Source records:

------------

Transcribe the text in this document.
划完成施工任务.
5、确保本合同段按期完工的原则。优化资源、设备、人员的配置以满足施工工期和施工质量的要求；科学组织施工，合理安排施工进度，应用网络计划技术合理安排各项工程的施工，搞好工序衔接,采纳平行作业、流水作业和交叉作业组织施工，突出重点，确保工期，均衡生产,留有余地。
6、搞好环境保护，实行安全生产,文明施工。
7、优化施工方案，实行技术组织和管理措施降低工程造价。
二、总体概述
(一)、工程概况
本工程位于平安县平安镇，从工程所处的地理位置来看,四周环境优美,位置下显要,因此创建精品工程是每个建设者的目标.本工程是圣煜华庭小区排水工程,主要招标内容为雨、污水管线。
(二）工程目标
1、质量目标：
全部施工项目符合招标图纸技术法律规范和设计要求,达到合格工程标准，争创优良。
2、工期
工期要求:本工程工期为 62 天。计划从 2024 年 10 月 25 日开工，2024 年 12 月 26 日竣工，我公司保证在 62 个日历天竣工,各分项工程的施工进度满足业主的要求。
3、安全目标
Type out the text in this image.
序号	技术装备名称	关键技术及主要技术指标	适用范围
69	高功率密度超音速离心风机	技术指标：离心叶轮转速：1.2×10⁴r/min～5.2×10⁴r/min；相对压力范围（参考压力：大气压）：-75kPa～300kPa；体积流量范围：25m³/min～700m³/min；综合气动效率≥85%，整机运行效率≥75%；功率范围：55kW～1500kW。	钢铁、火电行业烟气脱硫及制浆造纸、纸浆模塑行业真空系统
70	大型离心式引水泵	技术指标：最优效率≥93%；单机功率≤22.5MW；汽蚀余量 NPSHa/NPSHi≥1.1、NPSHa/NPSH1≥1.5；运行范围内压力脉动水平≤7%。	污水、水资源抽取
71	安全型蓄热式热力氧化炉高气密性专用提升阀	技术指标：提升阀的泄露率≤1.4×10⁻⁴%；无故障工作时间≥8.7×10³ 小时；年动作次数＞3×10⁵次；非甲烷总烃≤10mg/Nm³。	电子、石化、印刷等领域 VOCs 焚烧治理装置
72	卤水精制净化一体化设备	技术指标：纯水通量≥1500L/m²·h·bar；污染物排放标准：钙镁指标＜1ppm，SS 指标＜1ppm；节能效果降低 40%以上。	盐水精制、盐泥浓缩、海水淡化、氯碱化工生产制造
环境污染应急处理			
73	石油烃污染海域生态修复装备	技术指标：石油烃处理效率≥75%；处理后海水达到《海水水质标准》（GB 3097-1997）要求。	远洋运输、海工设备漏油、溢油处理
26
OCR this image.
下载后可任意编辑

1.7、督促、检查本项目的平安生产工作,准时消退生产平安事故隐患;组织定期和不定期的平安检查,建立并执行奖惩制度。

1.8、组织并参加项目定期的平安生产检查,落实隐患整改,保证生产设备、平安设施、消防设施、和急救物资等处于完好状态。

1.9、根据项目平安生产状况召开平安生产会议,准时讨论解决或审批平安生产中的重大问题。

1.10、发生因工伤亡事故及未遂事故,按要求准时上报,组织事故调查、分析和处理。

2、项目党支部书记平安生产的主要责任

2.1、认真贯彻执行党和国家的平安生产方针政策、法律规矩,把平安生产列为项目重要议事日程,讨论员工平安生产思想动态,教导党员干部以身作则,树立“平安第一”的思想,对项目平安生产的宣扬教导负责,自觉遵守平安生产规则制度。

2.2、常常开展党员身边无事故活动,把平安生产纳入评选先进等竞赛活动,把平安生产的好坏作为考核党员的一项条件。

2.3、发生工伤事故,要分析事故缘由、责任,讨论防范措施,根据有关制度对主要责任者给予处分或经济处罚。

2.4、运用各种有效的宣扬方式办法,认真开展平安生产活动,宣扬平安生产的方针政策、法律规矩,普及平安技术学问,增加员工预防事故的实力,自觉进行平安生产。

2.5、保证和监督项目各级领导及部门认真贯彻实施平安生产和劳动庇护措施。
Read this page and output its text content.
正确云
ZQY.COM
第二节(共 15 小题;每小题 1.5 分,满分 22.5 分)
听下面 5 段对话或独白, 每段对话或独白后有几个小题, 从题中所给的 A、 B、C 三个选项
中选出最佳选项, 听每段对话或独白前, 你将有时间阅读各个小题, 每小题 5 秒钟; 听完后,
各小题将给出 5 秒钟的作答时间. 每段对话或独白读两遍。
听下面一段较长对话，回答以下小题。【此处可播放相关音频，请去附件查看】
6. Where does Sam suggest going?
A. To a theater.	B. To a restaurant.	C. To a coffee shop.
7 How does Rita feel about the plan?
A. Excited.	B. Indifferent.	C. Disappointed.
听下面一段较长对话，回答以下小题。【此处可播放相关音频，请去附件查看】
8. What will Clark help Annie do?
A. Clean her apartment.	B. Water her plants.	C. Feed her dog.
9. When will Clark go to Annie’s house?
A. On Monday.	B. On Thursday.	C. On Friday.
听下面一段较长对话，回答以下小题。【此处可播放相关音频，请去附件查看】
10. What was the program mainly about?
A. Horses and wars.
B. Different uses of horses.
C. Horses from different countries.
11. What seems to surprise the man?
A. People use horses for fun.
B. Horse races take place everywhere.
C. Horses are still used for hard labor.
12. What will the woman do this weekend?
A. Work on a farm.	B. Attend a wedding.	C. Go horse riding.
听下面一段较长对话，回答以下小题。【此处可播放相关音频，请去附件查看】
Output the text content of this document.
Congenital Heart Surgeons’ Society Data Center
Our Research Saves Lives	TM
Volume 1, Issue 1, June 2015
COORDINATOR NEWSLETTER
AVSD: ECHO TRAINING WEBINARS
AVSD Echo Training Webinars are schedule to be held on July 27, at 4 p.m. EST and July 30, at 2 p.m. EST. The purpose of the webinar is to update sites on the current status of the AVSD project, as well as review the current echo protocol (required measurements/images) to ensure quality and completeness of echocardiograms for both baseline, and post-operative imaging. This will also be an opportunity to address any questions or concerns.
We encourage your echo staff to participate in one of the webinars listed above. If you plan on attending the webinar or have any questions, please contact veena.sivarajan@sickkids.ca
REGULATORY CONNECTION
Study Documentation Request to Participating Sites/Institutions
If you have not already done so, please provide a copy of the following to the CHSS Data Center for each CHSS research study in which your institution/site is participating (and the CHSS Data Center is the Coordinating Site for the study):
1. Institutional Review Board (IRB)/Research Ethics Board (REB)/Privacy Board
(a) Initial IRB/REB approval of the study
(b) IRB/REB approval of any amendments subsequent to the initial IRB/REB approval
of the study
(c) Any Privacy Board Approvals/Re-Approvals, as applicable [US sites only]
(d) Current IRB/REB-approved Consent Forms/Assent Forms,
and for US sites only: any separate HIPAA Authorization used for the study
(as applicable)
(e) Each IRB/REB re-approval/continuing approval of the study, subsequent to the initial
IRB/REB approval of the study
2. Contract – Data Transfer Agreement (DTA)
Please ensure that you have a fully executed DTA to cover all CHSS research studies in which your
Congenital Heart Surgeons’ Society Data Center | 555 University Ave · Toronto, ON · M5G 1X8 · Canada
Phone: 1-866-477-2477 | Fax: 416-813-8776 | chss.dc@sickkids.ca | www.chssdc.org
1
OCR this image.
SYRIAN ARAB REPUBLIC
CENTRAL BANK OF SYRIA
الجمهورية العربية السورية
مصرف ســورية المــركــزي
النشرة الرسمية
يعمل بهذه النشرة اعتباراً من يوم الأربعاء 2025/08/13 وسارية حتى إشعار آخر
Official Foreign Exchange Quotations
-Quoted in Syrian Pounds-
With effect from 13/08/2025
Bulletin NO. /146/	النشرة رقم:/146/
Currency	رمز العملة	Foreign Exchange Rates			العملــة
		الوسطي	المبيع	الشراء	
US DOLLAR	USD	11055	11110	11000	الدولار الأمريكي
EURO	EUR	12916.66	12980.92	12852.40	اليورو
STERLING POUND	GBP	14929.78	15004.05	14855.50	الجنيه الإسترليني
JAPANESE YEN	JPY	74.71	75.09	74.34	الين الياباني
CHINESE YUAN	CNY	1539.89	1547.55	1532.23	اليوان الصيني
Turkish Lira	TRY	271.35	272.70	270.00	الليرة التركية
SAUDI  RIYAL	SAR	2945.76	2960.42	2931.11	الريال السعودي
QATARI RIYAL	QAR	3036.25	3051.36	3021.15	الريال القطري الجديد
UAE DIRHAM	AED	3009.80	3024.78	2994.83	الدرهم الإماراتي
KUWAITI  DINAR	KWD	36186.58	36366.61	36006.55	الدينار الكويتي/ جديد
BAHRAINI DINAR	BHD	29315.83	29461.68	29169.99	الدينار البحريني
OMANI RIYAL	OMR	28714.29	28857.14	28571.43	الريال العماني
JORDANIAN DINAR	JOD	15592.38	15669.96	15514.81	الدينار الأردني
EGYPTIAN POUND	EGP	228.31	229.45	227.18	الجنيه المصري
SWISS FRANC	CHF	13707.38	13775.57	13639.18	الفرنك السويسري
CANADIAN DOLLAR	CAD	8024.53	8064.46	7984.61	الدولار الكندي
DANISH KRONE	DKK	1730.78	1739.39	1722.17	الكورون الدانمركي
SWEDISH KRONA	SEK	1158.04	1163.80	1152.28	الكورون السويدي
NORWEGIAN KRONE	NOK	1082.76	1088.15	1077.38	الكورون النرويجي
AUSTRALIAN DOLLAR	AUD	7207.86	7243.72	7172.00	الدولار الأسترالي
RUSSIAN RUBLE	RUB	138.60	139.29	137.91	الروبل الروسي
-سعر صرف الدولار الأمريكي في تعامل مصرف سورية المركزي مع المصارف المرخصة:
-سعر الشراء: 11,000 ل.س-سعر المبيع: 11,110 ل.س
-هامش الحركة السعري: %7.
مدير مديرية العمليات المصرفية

------------

Tally the lines of the listing that include "الدولار". Reply with nothing but the count.

▸ **EXERCISE OUTPUT**
4